Dataset records:

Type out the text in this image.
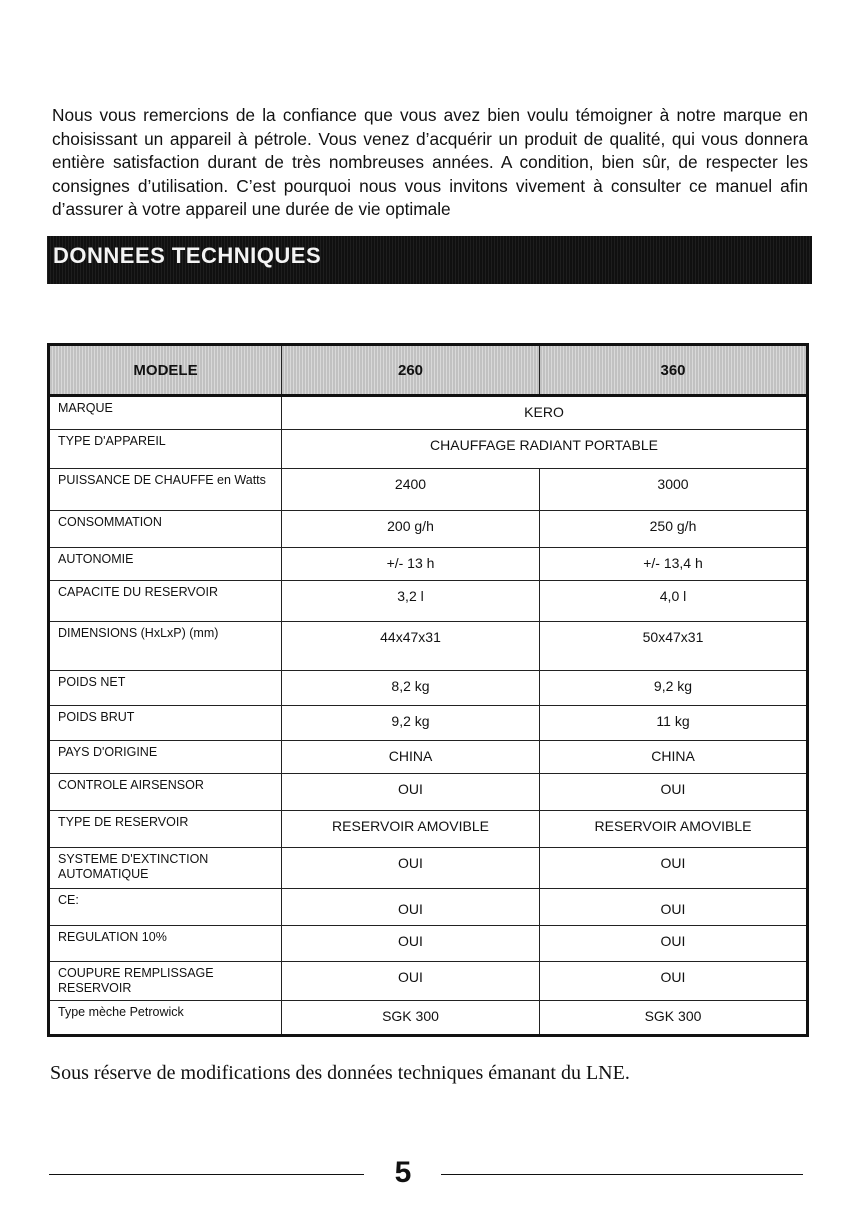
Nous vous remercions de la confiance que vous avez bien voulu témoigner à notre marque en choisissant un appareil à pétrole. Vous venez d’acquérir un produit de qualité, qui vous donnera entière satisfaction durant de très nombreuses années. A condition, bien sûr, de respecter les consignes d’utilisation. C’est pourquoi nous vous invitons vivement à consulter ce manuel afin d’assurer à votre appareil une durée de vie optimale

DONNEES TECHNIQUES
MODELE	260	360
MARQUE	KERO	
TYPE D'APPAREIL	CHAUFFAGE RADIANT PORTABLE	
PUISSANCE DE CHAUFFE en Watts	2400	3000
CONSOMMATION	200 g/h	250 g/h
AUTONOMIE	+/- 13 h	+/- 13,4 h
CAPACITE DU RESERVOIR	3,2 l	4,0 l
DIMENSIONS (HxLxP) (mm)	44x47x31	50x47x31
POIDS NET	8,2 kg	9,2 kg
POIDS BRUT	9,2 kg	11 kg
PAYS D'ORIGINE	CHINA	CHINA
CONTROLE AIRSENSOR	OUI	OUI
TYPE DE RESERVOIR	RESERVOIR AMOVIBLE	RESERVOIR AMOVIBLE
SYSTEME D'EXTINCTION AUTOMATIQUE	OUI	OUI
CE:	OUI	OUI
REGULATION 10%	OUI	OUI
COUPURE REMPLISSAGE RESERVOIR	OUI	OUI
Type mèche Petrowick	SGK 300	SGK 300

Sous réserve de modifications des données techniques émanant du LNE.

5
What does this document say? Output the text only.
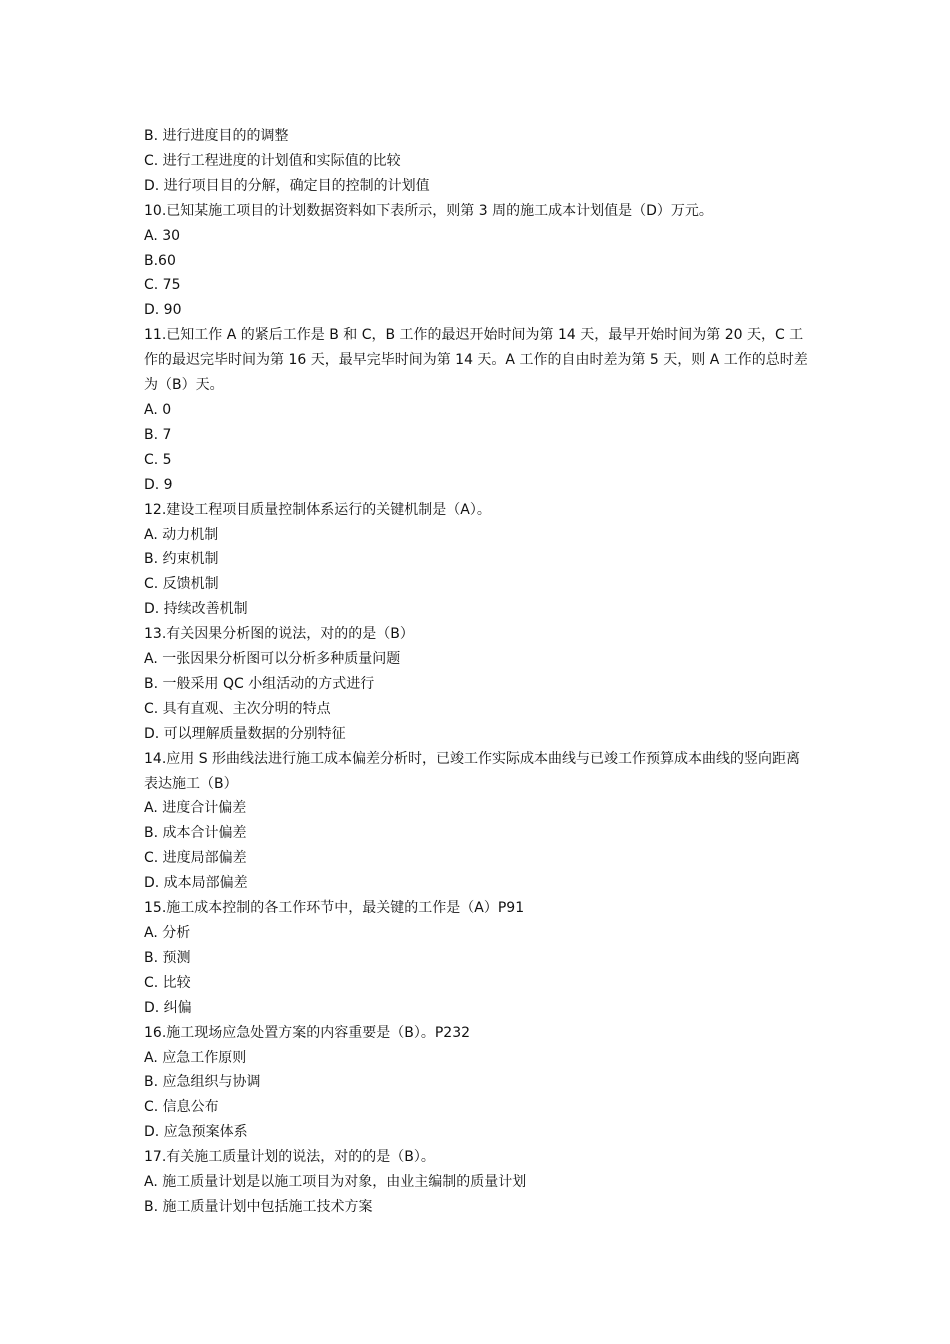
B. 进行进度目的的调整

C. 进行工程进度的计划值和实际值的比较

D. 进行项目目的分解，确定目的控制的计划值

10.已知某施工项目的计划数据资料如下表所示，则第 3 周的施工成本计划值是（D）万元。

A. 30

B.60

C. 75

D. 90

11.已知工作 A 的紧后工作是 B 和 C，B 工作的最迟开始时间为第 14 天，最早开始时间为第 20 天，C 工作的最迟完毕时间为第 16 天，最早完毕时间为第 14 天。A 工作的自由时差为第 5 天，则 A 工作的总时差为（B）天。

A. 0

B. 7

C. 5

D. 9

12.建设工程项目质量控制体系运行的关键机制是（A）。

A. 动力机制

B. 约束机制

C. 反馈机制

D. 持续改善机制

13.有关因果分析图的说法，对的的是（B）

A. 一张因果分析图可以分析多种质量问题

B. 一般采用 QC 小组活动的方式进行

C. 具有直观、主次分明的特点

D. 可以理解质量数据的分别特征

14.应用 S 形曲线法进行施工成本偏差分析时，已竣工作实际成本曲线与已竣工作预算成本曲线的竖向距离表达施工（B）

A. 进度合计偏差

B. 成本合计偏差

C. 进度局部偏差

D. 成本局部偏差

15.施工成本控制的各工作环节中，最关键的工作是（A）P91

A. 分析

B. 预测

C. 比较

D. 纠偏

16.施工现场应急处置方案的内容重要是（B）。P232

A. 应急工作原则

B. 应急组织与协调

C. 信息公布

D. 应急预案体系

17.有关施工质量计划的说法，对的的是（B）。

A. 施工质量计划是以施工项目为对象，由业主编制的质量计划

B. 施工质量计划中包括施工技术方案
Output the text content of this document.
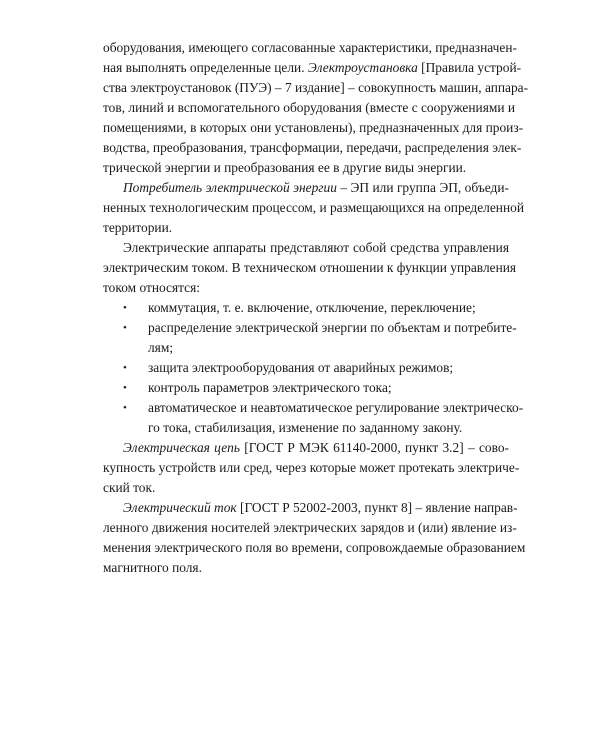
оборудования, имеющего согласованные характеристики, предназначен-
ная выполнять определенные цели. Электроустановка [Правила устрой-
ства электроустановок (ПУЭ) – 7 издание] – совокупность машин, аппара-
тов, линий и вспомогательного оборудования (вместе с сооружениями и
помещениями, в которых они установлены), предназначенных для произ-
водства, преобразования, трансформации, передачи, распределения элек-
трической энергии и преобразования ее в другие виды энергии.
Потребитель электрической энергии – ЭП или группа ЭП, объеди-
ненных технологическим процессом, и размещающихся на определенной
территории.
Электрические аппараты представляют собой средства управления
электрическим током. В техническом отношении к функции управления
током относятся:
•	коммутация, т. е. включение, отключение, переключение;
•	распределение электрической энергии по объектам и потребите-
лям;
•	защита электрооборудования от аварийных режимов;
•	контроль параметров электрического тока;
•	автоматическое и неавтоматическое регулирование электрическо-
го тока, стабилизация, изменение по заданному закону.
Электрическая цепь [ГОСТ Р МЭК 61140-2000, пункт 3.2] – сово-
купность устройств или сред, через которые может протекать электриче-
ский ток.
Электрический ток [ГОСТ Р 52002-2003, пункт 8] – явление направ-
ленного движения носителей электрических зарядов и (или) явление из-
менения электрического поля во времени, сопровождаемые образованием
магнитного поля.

> _PROBLEM REQUIREMENTS_
Each record above is to be restated exactly, with its pictures removed from the copy.

> _THE REPLY_
Type out the text in this image.
Nous vous remercions de la confiance que vous avez bien voulu témoigner à notre marque en choisissant un appareil à pétrole. Vous venez d’acquérir un produit de qualité, qui vous donnera entière satisfaction durant de très nombreuses années. A condition, bien sûr, de respecter les consignes d’utilisation. C’est pourquoi nous vous invitons vivement à consulter ce manuel afin d’assurer à votre appareil une durée de vie optimale

DONNEES TECHNIQUES
MODELE	260	360
MARQUE	KERO	
TYPE D'APPAREIL	CHAUFFAGE RADIANT PORTABLE	
PUISSANCE DE CHAUFFE en Watts	2400	3000
CONSOMMATION	200 g/h	250 g/h
AUTONOMIE	+/- 13 h	+/- 13,4 h
CAPACITE DU RESERVOIR	3,2 l	4,0 l
DIMENSIONS (HxLxP) (mm)	44x47x31	50x47x31
POIDS NET	8,2 kg	9,2 kg
POIDS BRUT	9,2 kg	11 kg
PAYS D'ORIGINE	CHINA	CHINA
CONTROLE AIRSENSOR	OUI	OUI
TYPE DE RESERVOIR	RESERVOIR AMOVIBLE	RESERVOIR AMOVIBLE
SYSTEME D'EXTINCTION AUTOMATIQUE	OUI	OUI
CE:	OUI	OUI
REGULATION 10%	OUI	OUI
COUPURE REMPLISSAGE RESERVOIR	OUI	OUI
Type mèche Petrowick	SGK 300	SGK 300

Sous réserve de modifications des données techniques émanant du LNE.

5
What does this document say? Output the text only.
B. 进行进度目的的调整

C. 进行工程进度的计划值和实际值的比较

D. 进行项目目的分解，确定目的控制的计划值

10.已知某施工项目的计划数据资料如下表所示，则第 3 周的施工成本计划值是（D）万元。

A. 30

B.60

C. 75

D. 90

11.已知工作 A 的紧后工作是 B 和 C，B 工作的最迟开始时间为第 14 天，最早开始时间为第 20 天，C 工作的最迟完毕时间为第 16 天，最早完毕时间为第 14 天。A 工作的自由时差为第 5 天，则 A 工作的总时差为（B）天。

A. 0

B. 7

C. 5

D. 9

12.建设工程项目质量控制体系运行的关键机制是（A）。

A. 动力机制

B. 约束机制

C. 反馈机制

D. 持续改善机制

13.有关因果分析图的说法，对的的是（B）

A. 一张因果分析图可以分析多种质量问题

B. 一般采用 QC 小组活动的方式进行

C. 具有直观、主次分明的特点

D. 可以理解质量数据的分别特征

14.应用 S 形曲线法进行施工成本偏差分析时，已竣工作实际成本曲线与已竣工作预算成本曲线的竖向距离表达施工（B）

A. 进度合计偏差

B. 成本合计偏差

C. 进度局部偏差

D. 成本局部偏差

15.施工成本控制的各工作环节中，最关键的工作是（A）P91

A. 分析

B. 预测

C. 比较

D. 纠偏

16.施工现场应急处置方案的内容重要是（B）。P232

A. 应急工作原则

B. 应急组织与协调

C. 信息公布

D. 应急预案体系

17.有关施工质量计划的说法，对的的是（B）。

A. 施工质量计划是以施工项目为对象，由业主编制的质量计划

B. 施工质量计划中包括施工技术方案
Output the text content of this document.
оборудования, имеющего согласованные характеристики, предназначен-
ная выполнять определенные цели. Электроустановка [Правила устрой-
ства электроустановок (ПУЭ) – 7 издание] – совокупность машин, аппара-
тов, линий и вспомогательного оборудования (вместе с сооружениями и
помещениями, в которых они установлены), предназначенных для произ-
водства, преобразования, трансформации, передачи, распределения элек-
трической энергии и преобразования ее в другие виды энергии.
Потребитель электрической энергии – ЭП или группа ЭП, объеди-
ненных технологическим процессом, и размещающихся на определенной
территории.
Электрические аппараты представляют собой средства управления
электрическим током. В техническом отношении к функции управления
током относятся:
•	коммутация, т. е. включение, отключение, переключение;
•	распределение электрической энергии по объектам и потребите-
лям;
•	защита электрооборудования от аварийных режимов;
•	контроль параметров электрического тока;
•	автоматическое и неавтоматическое регулирование электрическо-
го тока, стабилизация, изменение по заданному закону.
Электрическая цепь [ГОСТ Р МЭК 61140-2000, пункт 3.2] – сово-
купность устройств или сред, через которые может протекать электриче-
ский ток.
Электрический ток [ГОСТ Р 52002-2003, пункт 8] – явление направ-
ленного движения носителей электрических зарядов и (или) явление из-
менения электрического поля во времени, сопровождаемые образованием
магнитного поля.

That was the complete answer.